(Collected data entries)

+ + + +

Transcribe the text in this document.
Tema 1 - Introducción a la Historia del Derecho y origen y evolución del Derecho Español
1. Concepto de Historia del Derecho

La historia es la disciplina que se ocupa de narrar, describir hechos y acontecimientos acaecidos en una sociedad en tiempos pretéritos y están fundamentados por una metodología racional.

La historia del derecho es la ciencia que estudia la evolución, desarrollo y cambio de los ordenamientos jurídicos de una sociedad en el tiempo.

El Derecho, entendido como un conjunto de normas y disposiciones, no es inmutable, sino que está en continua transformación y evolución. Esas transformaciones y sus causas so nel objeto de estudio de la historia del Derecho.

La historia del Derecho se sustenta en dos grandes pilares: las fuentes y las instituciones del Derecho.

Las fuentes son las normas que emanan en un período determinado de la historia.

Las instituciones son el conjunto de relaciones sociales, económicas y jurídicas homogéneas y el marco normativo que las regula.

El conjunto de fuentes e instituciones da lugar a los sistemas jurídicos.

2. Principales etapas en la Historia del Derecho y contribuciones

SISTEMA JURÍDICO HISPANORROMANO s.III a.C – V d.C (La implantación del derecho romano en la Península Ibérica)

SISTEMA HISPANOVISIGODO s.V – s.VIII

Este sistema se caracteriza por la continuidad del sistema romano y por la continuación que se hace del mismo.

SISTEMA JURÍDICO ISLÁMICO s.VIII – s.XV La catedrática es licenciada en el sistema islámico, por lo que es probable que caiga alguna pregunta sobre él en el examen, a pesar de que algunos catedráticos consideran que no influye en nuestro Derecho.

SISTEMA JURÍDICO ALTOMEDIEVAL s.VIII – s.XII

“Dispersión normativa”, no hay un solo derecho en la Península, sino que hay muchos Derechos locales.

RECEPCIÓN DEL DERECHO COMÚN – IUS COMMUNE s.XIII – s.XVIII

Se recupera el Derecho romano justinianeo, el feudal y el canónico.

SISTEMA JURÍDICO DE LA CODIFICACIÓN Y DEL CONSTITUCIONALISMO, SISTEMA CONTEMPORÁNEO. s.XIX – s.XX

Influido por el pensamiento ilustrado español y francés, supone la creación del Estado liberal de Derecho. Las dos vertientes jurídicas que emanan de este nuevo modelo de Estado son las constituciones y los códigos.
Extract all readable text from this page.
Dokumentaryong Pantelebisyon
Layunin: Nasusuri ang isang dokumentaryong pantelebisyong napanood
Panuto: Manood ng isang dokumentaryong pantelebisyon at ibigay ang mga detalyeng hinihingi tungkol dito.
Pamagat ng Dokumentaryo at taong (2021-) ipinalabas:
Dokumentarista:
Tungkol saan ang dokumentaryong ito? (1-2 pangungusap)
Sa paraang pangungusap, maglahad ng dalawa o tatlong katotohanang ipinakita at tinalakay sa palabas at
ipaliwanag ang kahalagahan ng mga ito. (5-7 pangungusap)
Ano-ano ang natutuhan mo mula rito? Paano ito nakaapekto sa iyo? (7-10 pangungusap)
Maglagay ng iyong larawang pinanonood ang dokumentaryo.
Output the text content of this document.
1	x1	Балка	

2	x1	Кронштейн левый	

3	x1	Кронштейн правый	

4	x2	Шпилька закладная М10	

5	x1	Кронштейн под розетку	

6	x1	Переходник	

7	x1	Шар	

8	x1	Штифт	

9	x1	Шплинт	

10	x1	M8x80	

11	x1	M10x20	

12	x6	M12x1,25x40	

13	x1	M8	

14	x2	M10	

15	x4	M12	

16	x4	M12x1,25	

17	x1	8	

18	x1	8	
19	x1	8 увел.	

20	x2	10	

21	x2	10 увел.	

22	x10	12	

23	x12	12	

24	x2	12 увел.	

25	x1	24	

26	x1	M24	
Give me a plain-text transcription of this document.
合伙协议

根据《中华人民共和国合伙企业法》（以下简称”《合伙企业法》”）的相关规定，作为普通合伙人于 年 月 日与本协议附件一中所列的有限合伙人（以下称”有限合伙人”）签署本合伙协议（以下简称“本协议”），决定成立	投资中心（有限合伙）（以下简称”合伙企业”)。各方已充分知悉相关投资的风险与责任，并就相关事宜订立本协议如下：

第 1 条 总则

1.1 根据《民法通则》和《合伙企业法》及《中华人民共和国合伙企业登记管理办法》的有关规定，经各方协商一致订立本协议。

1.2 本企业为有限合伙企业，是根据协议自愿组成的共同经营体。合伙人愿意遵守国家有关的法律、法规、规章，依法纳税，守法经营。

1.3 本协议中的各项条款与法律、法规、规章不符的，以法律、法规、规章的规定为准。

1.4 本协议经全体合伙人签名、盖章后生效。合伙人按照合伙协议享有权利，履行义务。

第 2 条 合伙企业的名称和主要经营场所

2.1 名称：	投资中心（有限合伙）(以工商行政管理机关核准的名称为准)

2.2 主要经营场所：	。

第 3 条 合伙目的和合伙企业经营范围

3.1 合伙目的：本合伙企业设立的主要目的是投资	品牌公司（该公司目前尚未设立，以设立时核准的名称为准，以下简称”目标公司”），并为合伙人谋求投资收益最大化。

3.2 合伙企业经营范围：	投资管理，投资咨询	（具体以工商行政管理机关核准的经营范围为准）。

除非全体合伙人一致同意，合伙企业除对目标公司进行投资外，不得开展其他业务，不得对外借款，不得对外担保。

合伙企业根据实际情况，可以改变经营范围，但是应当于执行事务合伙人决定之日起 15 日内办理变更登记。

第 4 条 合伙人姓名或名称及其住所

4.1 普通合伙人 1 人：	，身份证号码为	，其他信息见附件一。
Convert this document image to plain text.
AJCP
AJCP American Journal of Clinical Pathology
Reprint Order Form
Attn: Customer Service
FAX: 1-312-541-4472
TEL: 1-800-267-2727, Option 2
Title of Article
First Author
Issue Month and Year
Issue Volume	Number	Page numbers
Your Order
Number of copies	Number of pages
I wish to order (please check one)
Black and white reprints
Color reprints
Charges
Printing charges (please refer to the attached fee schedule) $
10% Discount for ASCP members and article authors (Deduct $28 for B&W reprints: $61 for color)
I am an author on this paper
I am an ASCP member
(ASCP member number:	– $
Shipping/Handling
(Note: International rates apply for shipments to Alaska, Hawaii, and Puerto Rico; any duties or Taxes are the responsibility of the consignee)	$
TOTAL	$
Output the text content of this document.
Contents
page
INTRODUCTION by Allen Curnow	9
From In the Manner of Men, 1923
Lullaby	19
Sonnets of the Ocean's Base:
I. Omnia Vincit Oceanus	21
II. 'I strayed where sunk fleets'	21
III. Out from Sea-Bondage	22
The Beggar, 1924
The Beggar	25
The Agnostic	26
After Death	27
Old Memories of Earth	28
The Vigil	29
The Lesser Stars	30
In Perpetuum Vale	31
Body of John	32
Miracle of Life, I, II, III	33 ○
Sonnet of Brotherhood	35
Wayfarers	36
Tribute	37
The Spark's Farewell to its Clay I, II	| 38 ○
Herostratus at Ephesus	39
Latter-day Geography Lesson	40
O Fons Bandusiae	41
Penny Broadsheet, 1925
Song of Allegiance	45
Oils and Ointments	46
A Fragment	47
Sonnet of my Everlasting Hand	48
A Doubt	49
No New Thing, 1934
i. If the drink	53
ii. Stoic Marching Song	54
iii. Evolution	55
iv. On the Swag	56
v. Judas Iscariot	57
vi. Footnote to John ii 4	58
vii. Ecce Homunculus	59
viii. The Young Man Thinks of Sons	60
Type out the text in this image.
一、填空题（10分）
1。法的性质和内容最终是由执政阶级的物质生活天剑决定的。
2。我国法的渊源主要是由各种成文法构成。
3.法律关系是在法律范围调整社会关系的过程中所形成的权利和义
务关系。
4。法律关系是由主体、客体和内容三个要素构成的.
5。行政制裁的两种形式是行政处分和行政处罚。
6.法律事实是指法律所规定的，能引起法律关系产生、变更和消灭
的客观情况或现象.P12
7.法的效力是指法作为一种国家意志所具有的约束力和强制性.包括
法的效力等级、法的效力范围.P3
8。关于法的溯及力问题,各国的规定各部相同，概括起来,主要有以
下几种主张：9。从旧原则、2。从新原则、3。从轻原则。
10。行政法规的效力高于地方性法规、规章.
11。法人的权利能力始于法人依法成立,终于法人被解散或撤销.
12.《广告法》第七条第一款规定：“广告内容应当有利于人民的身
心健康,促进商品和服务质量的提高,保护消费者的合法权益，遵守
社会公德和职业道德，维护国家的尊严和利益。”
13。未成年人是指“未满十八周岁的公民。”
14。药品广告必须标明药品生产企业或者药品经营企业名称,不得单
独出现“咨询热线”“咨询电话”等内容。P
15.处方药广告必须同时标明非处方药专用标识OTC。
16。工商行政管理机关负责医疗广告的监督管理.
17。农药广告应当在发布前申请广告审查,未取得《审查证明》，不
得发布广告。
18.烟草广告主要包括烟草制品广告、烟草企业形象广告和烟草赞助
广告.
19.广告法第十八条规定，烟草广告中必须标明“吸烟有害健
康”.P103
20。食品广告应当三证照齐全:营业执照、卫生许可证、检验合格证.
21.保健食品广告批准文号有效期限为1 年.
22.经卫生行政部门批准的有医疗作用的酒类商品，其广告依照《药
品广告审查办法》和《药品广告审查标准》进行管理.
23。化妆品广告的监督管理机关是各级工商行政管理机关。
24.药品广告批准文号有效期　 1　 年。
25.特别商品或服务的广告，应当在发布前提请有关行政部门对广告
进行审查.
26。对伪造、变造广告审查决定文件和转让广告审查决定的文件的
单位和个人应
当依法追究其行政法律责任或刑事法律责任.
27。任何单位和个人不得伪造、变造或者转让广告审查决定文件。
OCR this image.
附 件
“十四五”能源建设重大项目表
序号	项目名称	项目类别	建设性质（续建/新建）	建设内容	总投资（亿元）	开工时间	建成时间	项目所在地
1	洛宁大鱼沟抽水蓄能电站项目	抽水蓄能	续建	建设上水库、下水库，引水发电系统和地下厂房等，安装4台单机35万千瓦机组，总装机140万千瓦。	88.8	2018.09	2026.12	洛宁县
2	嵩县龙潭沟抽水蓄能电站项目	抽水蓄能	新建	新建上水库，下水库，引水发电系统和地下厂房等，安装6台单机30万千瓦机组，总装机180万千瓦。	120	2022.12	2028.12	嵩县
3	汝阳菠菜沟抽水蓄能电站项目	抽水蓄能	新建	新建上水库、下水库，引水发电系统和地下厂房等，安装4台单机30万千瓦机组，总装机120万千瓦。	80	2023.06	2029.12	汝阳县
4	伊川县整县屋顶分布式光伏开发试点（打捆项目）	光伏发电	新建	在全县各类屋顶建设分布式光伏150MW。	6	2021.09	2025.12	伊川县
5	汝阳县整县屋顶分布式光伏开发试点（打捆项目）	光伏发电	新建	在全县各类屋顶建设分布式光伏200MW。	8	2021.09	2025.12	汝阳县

+ + + +

### Short task
Show each line holding the word "投资中心".

### Exercise solution
根据《中华人民共和国合伙企业法》（以下简称”《合伙企业法》”）的相关规定，作为普通合伙人于 年 月 日与本协议附件一中所列的有限合伙人（以下称”有限合伙人”）签署本合伙协议（以下简称“本协议”），决定成立	投资中心（有限合伙）（以下简称”合伙企业”)。各方已充分知悉相关投资的风险与责任，并就相关事宜订立本协议如下：
2.1 名称：	投资中心（有限合伙）(以工商行政管理机关核准的名称为准)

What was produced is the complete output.